[Extracted records]

-=-=-=-=-

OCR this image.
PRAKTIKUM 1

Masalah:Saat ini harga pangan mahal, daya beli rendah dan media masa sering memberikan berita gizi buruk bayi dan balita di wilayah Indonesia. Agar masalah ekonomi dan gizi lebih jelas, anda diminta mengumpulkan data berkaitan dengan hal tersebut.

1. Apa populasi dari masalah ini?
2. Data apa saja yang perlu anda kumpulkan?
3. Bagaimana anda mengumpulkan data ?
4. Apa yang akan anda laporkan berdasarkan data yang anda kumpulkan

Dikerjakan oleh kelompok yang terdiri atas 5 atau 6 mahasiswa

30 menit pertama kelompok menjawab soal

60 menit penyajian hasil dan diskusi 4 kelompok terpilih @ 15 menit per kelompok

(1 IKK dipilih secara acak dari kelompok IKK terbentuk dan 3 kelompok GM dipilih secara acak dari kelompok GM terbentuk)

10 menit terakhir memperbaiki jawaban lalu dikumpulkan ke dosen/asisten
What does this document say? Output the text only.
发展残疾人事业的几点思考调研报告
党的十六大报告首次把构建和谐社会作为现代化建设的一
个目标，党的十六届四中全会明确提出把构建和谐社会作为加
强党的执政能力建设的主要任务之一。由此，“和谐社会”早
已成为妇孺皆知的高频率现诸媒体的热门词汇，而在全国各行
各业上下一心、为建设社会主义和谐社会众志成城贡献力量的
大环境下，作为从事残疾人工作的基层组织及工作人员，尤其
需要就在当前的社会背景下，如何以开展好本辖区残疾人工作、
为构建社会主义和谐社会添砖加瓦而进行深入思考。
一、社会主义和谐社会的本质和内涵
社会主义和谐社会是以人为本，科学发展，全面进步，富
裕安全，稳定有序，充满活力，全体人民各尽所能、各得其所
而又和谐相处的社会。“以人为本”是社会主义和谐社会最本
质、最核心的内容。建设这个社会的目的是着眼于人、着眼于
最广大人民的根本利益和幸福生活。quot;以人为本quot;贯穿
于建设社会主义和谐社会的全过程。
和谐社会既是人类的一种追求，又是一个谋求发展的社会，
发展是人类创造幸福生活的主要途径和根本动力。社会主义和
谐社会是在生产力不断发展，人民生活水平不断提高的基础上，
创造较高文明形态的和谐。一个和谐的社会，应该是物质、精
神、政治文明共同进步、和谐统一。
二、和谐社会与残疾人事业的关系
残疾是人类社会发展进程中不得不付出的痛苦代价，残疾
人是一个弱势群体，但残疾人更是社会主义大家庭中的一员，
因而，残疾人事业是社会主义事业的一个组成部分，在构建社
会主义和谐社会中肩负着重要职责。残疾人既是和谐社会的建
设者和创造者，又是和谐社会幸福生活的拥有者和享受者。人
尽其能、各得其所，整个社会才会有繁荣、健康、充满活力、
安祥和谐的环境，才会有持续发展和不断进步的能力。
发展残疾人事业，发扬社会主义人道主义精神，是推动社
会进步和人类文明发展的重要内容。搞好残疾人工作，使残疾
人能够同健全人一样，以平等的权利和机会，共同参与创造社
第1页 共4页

-=-=-=-=-

> **PROBLEM DESCRIPTION**
List all lines from the entries that include the word "kelompok".

> **COMPLETED TASK**
Dikerjakan oleh kelompok yang terdiri atas 5 atau 6 mahasiswa
30 menit pertama kelompok menjawab soal
60 menit penyajian hasil dan diskusi 4 kelompok terpilih @ 15 menit per kelompok
(1 IKK dipilih secara acak dari kelompok IKK terbentuk dan 3 kelompok GM dipilih secara acak dari kelompok GM terbentuk)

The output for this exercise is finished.